▶ TASK OBJECTIVE: Report only the number of lines in this material that include "ylabel".

Saved entries
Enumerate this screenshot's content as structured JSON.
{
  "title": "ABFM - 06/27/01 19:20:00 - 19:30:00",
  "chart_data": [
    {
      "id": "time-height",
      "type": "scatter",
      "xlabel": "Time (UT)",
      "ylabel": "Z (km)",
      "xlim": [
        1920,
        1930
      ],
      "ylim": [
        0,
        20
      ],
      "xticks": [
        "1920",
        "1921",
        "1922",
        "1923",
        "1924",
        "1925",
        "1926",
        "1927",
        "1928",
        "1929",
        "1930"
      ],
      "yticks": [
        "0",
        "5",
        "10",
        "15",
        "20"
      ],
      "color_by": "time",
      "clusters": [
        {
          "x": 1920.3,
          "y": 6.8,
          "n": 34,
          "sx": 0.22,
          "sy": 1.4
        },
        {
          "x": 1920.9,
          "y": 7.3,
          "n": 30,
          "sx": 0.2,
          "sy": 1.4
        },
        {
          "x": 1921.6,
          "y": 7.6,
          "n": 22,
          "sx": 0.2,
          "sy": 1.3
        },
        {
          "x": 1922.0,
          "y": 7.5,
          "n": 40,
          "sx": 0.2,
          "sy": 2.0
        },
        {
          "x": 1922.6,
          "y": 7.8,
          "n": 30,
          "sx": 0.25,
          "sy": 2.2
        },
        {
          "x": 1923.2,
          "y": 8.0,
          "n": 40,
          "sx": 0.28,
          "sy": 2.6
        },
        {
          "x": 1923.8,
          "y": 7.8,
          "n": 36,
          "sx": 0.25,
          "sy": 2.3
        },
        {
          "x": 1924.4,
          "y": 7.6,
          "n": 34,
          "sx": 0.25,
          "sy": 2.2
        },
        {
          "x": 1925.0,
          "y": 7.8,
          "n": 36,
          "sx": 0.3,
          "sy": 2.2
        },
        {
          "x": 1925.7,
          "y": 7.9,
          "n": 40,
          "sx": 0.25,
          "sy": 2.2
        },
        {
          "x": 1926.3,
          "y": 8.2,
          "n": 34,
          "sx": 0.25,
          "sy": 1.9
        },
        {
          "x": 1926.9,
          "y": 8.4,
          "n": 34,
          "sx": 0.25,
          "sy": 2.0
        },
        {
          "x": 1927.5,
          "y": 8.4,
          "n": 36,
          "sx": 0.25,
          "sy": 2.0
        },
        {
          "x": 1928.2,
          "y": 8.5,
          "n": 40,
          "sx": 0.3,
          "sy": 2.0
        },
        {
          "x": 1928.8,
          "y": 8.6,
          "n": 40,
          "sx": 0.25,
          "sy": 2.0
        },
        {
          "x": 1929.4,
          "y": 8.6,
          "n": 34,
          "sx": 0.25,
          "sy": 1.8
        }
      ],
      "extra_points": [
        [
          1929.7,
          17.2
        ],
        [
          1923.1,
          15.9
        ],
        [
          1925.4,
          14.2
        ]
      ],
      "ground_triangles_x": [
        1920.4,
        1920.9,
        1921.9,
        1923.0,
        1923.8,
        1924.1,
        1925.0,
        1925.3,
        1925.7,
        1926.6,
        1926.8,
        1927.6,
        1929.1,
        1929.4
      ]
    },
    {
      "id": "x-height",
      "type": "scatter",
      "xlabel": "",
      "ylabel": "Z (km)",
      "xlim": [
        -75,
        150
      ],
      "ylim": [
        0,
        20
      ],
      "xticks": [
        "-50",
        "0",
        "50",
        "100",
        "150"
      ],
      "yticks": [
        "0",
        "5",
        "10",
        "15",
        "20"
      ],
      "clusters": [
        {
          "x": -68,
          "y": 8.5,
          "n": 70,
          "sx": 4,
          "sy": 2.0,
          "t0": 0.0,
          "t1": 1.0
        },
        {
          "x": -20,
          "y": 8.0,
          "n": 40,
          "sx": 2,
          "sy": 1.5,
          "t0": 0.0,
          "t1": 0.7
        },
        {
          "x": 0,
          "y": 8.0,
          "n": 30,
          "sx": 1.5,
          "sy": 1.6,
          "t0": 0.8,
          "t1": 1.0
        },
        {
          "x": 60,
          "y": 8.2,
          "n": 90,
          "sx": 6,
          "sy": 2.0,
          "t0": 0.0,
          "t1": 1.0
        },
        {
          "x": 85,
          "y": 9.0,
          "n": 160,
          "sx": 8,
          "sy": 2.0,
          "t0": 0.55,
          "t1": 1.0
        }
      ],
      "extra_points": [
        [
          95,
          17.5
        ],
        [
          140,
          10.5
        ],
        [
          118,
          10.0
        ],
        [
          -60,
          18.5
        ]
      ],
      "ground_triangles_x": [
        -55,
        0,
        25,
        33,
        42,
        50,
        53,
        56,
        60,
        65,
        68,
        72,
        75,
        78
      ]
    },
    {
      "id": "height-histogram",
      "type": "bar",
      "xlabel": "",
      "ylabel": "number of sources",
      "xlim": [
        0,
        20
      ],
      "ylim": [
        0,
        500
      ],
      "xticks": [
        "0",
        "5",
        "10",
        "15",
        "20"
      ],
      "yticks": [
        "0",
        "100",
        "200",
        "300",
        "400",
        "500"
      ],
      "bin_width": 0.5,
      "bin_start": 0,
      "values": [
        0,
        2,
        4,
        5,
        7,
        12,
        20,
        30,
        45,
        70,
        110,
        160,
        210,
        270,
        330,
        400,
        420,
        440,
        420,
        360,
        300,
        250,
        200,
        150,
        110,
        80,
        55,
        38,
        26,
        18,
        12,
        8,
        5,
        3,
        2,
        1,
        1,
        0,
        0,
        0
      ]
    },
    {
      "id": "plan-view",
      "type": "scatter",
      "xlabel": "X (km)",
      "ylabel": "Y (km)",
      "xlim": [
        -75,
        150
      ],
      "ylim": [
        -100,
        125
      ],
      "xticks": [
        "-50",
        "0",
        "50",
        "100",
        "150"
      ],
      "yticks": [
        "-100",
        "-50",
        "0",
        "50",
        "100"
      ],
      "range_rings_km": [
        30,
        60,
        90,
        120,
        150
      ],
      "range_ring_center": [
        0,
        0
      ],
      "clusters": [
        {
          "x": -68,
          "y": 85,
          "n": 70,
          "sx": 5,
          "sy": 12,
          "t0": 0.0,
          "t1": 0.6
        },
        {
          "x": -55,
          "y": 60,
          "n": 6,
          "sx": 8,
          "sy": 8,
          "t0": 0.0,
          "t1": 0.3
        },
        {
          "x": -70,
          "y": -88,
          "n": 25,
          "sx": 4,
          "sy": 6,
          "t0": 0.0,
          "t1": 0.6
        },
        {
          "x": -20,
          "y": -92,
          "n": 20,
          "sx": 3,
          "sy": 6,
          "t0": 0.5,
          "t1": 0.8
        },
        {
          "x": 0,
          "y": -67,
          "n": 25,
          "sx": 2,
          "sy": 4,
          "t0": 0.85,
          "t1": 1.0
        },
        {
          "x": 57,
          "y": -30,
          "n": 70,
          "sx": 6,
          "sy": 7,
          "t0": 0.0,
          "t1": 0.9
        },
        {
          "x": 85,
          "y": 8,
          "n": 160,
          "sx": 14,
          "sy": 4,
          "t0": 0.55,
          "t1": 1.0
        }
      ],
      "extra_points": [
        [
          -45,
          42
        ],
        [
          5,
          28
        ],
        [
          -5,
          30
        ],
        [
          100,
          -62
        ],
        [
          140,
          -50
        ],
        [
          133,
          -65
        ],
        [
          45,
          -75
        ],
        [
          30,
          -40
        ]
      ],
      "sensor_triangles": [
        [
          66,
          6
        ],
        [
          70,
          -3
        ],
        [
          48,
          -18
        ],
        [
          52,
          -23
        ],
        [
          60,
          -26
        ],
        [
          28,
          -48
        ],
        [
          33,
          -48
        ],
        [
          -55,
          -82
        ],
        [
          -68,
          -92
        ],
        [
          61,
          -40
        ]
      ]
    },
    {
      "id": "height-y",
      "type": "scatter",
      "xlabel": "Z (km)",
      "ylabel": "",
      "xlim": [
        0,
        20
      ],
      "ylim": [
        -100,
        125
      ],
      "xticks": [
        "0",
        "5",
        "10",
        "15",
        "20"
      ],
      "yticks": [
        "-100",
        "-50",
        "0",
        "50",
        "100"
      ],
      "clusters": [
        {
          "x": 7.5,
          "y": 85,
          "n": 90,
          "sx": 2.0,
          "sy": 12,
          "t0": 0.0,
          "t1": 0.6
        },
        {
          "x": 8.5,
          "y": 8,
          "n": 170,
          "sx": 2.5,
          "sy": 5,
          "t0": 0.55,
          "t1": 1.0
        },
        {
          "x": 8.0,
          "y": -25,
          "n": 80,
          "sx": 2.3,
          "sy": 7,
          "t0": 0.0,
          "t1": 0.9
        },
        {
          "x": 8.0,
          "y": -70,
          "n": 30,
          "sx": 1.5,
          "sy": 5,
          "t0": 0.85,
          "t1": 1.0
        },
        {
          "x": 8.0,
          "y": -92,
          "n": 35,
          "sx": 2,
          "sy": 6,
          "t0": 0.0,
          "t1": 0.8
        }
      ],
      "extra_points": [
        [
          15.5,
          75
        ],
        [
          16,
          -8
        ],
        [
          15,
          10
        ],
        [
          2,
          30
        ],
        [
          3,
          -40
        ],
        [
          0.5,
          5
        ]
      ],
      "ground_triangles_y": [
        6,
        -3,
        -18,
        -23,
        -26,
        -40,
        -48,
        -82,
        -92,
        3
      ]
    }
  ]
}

▶ ANSWER TO THE TASK: 5